What you should do: Identify each line in the records below that contains the word "lower", and copy it.

Dataset entries on figures:
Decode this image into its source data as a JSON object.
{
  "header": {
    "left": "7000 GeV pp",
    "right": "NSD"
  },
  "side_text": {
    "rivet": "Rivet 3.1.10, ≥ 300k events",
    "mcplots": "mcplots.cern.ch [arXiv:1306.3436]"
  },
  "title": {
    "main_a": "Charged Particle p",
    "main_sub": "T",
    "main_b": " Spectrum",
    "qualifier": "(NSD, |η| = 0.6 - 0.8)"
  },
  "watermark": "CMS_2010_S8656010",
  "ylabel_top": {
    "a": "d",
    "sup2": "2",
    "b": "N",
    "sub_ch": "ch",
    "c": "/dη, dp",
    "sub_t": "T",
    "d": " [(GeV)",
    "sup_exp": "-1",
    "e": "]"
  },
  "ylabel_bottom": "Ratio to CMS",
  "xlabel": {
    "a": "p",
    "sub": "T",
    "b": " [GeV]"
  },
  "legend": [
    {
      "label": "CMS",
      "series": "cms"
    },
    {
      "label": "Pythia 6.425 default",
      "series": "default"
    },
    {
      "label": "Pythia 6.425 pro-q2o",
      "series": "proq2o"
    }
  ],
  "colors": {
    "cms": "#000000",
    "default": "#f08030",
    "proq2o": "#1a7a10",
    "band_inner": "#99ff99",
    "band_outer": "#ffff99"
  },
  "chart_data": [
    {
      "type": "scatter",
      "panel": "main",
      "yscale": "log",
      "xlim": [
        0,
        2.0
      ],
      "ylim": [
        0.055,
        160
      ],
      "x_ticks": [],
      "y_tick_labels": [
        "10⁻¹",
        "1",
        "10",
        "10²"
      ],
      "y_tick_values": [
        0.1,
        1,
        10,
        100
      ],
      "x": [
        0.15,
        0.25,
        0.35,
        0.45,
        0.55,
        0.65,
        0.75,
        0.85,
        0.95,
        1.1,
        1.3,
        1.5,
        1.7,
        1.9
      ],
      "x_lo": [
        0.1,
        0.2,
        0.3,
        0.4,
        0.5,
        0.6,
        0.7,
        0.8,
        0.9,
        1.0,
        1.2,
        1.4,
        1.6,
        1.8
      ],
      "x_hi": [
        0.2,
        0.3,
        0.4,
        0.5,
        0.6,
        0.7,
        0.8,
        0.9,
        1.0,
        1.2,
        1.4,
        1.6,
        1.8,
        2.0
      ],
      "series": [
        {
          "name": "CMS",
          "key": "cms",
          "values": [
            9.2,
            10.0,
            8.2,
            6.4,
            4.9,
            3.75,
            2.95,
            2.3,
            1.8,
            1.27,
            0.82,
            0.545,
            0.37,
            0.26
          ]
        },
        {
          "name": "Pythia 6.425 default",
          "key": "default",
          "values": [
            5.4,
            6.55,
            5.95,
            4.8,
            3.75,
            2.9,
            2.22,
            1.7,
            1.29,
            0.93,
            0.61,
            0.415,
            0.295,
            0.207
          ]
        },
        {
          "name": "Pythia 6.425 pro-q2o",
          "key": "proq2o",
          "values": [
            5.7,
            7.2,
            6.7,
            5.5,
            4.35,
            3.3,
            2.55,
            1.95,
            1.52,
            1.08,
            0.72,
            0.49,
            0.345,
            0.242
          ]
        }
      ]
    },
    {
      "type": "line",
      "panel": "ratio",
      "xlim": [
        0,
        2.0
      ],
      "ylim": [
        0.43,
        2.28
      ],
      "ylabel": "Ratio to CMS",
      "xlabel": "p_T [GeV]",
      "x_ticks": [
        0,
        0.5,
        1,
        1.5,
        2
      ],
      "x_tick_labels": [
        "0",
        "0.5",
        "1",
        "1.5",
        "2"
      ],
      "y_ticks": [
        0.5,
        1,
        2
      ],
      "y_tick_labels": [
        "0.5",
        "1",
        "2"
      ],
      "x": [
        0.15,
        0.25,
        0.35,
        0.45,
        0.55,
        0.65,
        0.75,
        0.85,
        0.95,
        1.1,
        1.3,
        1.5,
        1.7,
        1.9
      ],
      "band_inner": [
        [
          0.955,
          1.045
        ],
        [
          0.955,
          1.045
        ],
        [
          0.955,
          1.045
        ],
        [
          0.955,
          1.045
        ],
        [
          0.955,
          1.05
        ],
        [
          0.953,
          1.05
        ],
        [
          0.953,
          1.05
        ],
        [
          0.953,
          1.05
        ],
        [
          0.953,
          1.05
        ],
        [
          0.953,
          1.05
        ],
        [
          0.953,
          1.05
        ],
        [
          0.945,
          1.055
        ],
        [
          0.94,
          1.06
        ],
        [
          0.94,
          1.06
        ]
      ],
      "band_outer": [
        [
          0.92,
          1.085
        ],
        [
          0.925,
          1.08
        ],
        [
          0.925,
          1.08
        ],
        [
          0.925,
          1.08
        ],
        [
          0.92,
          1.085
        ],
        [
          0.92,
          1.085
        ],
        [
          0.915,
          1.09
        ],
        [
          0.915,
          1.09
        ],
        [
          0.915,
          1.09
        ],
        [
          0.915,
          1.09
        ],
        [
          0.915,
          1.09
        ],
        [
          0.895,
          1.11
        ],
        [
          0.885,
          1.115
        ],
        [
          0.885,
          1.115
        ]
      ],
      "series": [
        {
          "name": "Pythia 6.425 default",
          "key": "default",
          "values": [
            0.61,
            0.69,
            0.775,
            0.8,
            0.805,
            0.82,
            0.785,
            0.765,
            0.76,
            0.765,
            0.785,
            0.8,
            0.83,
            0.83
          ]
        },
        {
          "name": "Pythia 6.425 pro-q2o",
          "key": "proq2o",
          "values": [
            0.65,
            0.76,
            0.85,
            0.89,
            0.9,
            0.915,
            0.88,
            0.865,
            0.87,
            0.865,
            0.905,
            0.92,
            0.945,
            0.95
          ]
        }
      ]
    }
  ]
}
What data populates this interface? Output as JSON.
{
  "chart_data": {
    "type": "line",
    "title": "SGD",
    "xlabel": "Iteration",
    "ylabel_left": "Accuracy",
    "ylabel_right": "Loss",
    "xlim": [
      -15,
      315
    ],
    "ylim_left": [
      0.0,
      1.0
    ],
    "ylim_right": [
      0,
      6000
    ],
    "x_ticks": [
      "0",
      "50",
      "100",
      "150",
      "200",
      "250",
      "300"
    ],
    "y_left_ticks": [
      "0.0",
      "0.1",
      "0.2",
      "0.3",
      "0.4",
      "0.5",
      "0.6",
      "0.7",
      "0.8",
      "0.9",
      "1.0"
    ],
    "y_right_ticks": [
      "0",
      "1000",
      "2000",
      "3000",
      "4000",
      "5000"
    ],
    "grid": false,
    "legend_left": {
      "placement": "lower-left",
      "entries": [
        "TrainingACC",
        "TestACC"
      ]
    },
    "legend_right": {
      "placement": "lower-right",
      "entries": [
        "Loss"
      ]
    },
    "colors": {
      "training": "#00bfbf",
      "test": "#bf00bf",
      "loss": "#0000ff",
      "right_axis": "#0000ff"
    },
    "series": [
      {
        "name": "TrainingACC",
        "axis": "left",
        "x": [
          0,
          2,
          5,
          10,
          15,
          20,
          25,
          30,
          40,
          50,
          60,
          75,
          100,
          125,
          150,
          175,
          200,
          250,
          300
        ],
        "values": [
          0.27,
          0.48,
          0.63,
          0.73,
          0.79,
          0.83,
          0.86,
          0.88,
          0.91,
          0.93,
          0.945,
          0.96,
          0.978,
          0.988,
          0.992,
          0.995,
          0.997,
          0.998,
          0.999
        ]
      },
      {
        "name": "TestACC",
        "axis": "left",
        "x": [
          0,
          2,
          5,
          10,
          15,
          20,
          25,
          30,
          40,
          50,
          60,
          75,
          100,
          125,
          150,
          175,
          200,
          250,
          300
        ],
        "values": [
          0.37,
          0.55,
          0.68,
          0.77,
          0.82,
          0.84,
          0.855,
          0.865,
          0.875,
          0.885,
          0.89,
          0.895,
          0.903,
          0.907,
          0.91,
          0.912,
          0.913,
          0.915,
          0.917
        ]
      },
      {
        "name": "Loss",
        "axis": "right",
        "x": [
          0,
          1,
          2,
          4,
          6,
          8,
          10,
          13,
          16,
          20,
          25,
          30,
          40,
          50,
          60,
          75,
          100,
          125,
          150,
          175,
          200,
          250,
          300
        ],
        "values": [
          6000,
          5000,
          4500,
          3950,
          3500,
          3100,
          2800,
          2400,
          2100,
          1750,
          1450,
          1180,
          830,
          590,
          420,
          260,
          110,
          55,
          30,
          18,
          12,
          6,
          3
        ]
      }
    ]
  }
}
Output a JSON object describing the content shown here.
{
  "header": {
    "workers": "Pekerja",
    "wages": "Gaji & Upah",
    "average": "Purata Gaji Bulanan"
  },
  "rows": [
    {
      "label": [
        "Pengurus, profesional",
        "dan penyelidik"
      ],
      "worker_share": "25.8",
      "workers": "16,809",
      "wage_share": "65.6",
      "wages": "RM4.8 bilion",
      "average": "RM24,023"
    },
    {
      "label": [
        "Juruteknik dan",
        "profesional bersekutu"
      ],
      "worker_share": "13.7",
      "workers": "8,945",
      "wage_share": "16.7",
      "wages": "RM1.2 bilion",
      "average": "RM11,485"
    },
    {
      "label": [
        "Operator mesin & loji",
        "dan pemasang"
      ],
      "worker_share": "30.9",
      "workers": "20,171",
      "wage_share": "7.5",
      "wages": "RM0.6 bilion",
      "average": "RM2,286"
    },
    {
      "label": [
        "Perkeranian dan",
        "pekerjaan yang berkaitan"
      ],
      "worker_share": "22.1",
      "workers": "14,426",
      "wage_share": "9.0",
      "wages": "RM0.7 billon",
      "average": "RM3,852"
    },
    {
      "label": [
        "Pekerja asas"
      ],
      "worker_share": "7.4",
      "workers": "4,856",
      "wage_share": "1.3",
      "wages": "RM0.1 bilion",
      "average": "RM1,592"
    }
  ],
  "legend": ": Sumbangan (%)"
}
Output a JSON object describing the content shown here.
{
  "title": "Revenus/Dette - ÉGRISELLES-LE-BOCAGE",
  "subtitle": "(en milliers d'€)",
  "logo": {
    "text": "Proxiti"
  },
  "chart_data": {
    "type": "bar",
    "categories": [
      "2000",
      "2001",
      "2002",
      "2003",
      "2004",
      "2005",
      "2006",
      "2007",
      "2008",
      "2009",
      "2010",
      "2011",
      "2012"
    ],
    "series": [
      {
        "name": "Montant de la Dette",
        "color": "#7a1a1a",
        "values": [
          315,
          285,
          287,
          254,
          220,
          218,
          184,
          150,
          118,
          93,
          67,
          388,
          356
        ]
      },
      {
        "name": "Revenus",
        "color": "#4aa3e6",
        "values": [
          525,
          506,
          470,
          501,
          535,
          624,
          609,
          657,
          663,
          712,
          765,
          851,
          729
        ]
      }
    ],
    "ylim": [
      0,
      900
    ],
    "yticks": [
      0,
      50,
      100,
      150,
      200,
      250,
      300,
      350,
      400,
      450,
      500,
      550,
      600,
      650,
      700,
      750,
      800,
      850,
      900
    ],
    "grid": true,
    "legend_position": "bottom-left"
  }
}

Full answer:
      "placement": "lower-left",
      "placement": "lower-right",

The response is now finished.